What the task requires :: Copy out each line exactly as it appears.

Records provided ::
_ _ _ _ _

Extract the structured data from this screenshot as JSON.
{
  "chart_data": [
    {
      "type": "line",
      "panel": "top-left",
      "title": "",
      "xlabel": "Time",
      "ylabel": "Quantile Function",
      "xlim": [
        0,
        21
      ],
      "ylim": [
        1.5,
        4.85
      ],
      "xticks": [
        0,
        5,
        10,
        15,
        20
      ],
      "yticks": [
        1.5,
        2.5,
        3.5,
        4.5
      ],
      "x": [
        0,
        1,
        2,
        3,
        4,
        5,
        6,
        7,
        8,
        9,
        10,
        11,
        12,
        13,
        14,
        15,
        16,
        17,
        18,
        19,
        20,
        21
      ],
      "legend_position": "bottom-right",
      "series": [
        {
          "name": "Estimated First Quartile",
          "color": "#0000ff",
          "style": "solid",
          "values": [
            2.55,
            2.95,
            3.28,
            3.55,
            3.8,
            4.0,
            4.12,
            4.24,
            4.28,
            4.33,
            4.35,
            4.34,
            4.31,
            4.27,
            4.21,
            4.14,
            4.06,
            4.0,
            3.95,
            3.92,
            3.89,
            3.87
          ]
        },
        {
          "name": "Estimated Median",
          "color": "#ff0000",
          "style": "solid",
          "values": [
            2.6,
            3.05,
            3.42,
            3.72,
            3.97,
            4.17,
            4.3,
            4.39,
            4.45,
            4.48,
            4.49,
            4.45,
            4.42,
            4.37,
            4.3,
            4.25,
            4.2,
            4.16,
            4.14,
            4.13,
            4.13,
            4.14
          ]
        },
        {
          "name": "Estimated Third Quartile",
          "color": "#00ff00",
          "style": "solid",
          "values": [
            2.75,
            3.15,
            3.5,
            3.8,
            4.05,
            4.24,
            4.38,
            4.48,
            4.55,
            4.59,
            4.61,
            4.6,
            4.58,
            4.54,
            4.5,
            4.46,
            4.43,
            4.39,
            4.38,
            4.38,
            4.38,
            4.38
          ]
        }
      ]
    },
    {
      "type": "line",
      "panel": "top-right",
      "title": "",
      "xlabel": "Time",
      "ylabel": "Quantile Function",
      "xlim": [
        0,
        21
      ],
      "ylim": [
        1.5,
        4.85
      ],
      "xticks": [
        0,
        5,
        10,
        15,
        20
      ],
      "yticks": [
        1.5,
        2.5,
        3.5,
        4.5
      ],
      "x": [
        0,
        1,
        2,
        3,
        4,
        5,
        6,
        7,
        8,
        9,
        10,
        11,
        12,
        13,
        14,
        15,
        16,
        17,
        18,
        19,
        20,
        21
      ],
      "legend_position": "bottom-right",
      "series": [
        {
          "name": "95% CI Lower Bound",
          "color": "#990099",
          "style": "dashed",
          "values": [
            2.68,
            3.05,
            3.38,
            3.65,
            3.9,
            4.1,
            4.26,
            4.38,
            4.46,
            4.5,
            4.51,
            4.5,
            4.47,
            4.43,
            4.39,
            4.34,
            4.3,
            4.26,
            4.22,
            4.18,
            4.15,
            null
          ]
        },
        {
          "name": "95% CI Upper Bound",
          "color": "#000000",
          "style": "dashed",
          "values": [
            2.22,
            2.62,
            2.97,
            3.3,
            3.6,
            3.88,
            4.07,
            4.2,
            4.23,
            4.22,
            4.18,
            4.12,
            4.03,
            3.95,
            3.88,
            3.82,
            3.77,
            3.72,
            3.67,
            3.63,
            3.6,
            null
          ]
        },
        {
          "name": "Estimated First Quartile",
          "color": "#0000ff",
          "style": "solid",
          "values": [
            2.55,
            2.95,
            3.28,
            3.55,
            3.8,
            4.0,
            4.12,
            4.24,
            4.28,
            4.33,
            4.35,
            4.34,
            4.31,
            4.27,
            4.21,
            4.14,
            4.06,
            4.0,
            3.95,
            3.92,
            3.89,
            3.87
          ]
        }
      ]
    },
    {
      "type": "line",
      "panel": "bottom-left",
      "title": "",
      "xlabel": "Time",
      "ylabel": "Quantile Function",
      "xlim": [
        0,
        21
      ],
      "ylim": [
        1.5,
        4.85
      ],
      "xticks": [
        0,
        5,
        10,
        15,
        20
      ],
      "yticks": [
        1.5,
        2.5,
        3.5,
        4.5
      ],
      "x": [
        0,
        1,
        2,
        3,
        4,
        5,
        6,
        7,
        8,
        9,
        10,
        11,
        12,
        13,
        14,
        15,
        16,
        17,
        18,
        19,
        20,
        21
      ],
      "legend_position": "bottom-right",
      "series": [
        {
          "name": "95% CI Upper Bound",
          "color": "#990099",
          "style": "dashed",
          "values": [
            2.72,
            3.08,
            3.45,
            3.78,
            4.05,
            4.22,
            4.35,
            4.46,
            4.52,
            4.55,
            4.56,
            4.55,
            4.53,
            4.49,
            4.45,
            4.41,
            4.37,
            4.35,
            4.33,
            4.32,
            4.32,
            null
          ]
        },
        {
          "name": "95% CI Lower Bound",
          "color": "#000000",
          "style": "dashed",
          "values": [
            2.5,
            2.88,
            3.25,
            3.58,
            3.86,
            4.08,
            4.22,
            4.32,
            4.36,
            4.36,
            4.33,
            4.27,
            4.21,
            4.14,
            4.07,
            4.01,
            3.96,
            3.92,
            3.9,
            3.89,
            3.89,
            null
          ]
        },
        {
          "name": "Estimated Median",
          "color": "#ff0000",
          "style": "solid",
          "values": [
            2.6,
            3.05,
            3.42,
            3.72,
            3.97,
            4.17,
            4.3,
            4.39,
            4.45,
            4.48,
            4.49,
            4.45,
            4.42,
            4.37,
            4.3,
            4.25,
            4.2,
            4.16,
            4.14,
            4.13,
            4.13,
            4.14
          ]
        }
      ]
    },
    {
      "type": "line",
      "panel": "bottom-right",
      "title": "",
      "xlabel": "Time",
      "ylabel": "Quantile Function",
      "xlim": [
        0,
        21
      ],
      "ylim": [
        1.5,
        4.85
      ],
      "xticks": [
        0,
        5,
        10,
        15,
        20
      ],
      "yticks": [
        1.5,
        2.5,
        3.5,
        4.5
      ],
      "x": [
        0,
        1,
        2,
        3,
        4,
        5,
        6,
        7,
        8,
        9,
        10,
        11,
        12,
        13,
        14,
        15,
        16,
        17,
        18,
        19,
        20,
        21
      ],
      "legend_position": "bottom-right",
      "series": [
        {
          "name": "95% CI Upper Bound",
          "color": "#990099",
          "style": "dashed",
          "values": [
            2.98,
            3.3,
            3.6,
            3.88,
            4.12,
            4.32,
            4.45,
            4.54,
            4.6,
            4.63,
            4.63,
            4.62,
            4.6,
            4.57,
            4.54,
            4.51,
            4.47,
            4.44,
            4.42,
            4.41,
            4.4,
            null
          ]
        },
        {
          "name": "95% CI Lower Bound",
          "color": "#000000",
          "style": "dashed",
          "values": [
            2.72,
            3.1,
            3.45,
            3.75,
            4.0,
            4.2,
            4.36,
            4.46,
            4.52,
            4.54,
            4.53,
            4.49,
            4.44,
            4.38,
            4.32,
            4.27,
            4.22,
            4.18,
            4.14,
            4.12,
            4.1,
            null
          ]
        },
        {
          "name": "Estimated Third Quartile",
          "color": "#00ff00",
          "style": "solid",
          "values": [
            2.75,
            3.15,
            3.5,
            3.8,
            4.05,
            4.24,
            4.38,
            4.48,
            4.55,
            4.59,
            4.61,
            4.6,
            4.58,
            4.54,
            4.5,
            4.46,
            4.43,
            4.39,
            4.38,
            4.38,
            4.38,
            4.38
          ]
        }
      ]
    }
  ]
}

_ _ _ _ _

Written response ::
Extract the structured data from this screenshot as JSON.
{
  "chart_data": [
    {
      "type": "line",
      "panel": "top-left",
      "title": "",
      "xlabel": "Time",
      "ylabel": "Quantile Function",
      "xlim": [
        0,
        21
      ],
      "ylim": [
        1.5,
        4.85
      ],
      "xticks": [
        0,
        5,
        10,
        15,
        20
      ],
      "yticks": [
        1.5,
        2.5,
        3.5,
        4.5
      ],
      "x": [
        0,
        1,
        2,
        3,
        4,
        5,
        6,
        7,
        8,
        9,
        10,
        11,
        12,
        13,
        14,
        15,
        16,
        17,
        18,
        19,
        20,
        21
      ],
      "legend_position": "bottom-right",
      "series": [
        {
          "name": "Estimated First Quartile",
          "color": "#0000ff",
          "style": "solid",
          "values": [
            2.55,
            2.95,
            3.28,
            3.55,
            3.8,
            4.0,
            4.12,
            4.24,
            4.28,
            4.33,
            4.35,
            4.34,
            4.31,
            4.27,
            4.21,
            4.14,
            4.06,
            4.0,
            3.95,
            3.92,
            3.89,
            3.87
          ]
        },
        {
          "name": "Estimated Median",
          "color": "#ff0000",
          "style": "solid",
          "values": [
            2.6,
            3.05,
            3.42,
            3.72,
            3.97,
            4.17,
            4.3,
            4.39,
            4.45,
            4.48,
            4.49,
            4.45,
            4.42,
            4.37,
            4.3,
            4.25,
            4.2,
            4.16,
            4.14,
            4.13,
            4.13,
            4.14
          ]
        },
        {
          "name": "Estimated Third Quartile",
          "color": "#00ff00",
          "style": "solid",
          "values": [
            2.75,
            3.15,
            3.5,
            3.8,
            4.05,
            4.24,
            4.38,
            4.48,
            4.55,
            4.59,
            4.61,
            4.6,
            4.58,
            4.54,
            4.5,
            4.46,
            4.43,
            4.39,
            4.38,
            4.38,
            4.38,
            4.38
          ]
        }
      ]
    },
    {
      "type": "line",
      "panel": "top-right",
      "title": "",
      "xlabel": "Time",
      "ylabel": "Quantile Function",
      "xlim": [
        0,
        21
      ],
      "ylim": [
        1.5,
        4.85
      ],
      "xticks": [
        0,
        5,
        10,
        15,
        20
      ],
      "yticks": [
        1.5,
        2.5,
        3.5,
        4.5
      ],
      "x": [
        0,
        1,
        2,
        3,
        4,
        5,
        6,
        7,
        8,
        9,
        10,
        11,
        12,
        13,
        14,
        15,
        16,
        17,
        18,
        19,
        20,
        21
      ],
      "legend_position": "bottom-right",
      "series": [
        {
          "name": "95% CI Lower Bound",
          "color": "#990099",
          "style": "dashed",
          "values": [
            2.68,
            3.05,
            3.38,
            3.65,
            3.9,
            4.1,
            4.26,
            4.38,
            4.46,
            4.5,
            4.51,
            4.5,
            4.47,
            4.43,
            4.39,
            4.34,
            4.3,
            4.26,
            4.22,
            4.18,
            4.15,
            null
          ]
        },
        {
          "name": "95% CI Upper Bound",
          "color": "#000000",
          "style": "dashed",
          "values": [
            2.22,
            2.62,
            2.97,
            3.3,
            3.6,
            3.88,
            4.07,
            4.2,
            4.23,
            4.22,
            4.18,
            4.12,
            4.03,
            3.95,
            3.88,
            3.82,
            3.77,
            3.72,
            3.67,
            3.63,
            3.6,
            null
          ]
        },
        {
          "name": "Estimated First Quartile",
          "color": "#0000ff",
          "style": "solid",
          "values": [
            2.55,
            2.95,
            3.28,
            3.55,
            3.8,
            4.0,
            4.12,
            4.24,
            4.28,
            4.33,
            4.35,
            4.34,
            4.31,
            4.27,
            4.21,
            4.14,
            4.06,
            4.0,
            3.95,
            3.92,
            3.89,
            3.87
          ]
        }
      ]
    },
    {
      "type": "line",
      "panel": "bottom-left",
      "title": "",
      "xlabel": "Time",
      "ylabel": "Quantile Function",
      "xlim": [
        0,
        21
      ],
      "ylim": [
        1.5,
        4.85
      ],
      "xticks": [
        0,
        5,
        10,
        15,
        20
      ],
      "yticks": [
        1.5,
        2.5,
        3.5,
        4.5
      ],
      "x": [
        0,
        1,
        2,
        3,
        4,
        5,
        6,
        7,
        8,
        9,
        10,
        11,
        12,
        13,
        14,
        15,
        16,
        17,
        18,
        19,
        20,
        21
      ],
      "legend_position": "bottom-right",
      "series": [
        {
          "name": "95% CI Upper Bound",
          "color": "#990099",
          "style": "dashed",
          "values": [
            2.72,
            3.08,
            3.45,
            3.78,
            4.05,
            4.22,
            4.35,
            4.46,
            4.52,
            4.55,
            4.56,
            4.55,
            4.53,
            4.49,
            4.45,
            4.41,
            4.37,
            4.35,
            4.33,
            4.32,
            4.32,
            null
          ]
        },
        {
          "name": "95% CI Lower Bound",
          "color": "#000000",
          "style": "dashed",
          "values": [
            2.5,
            2.88,
            3.25,
            3.58,
            3.86,
            4.08,
            4.22,
            4.32,
            4.36,
            4.36,
            4.33,
            4.27,
            4.21,
            4.14,
            4.07,
            4.01,
            3.96,
            3.92,
            3.9,
            3.89,
            3.89,
            null
          ]
        },
        {
          "name": "Estimated Median",
          "color": "#ff0000",
          "style": "solid",
          "values": [
            2.6,
            3.05,
            3.42,
            3.72,
            3.97,
            4.17,
            4.3,
            4.39,
            4.45,
            4.48,
            4.49,
            4.45,
            4.42,
            4.37,
            4.3,
            4.25,
            4.2,
            4.16,
            4.14,
            4.13,
            4.13,
            4.14
          ]
        }
      ]
    },
    {
      "type": "line",
      "panel": "bottom-right",
      "title": "",
      "xlabel": "Time",
      "ylabel": "Quantile Function",
      "xlim": [
        0,
        21
      ],
      "ylim": [
        1.5,
        4.85
      ],
      "xticks": [
        0,
        5,
        10,
        15,
        20
      ],
      "yticks": [
        1.5,
        2.5,
        3.5,
        4.5
      ],
      "x": [
        0,
        1,
        2,
        3,
        4,
        5,
        6,
        7,
        8,
        9,
        10,
        11,
        12,
        13,
        14,
        15,
        16,
        17,
        18,
        19,
        20,
        21
      ],
      "legend_position": "bottom-right",
      "series": [
        {
          "name": "95% CI Upper Bound",
          "color": "#990099",
          "style": "dashed",
          "values": [
            2.98,
            3.3,
            3.6,
            3.88,
            4.12,
            4.32,
            4.45,
            4.54,
            4.6,
            4.63,
            4.63,
            4.62,
            4.6,
            4.57,
            4.54,
            4.51,
            4.47,
            4.44,
            4.42,
            4.41,
            4.4,
            null
          ]
        },
        {
          "name": "95% CI Lower Bound",
          "color": "#000000",
          "style": "dashed",
          "values": [
            2.72,
            3.1,
            3.45,
            3.75,
            4.0,
            4.2,
            4.36,
            4.46,
            4.52,
            4.54,
            4.53,
            4.49,
            4.44,
            4.38,
            4.32,
            4.27,
            4.22,
            4.18,
            4.14,
            4.12,
            4.1,
            null
          ]
        },
        {
          "name": "Estimated Third Quartile",
          "color": "#00ff00",
          "style": "solid",
          "values": [
            2.75,
            3.15,
            3.5,
            3.8,
            4.05,
            4.24,
            4.38,
            4.48,
            4.55,
            4.59,
            4.61,
            4.6,
            4.58,
            4.54,
            4.5,
            4.46,
            4.43,
            4.39,
            4.38,
            4.38,
            4.38,
            4.38
          ]
        }
      ]
    }
  ]
}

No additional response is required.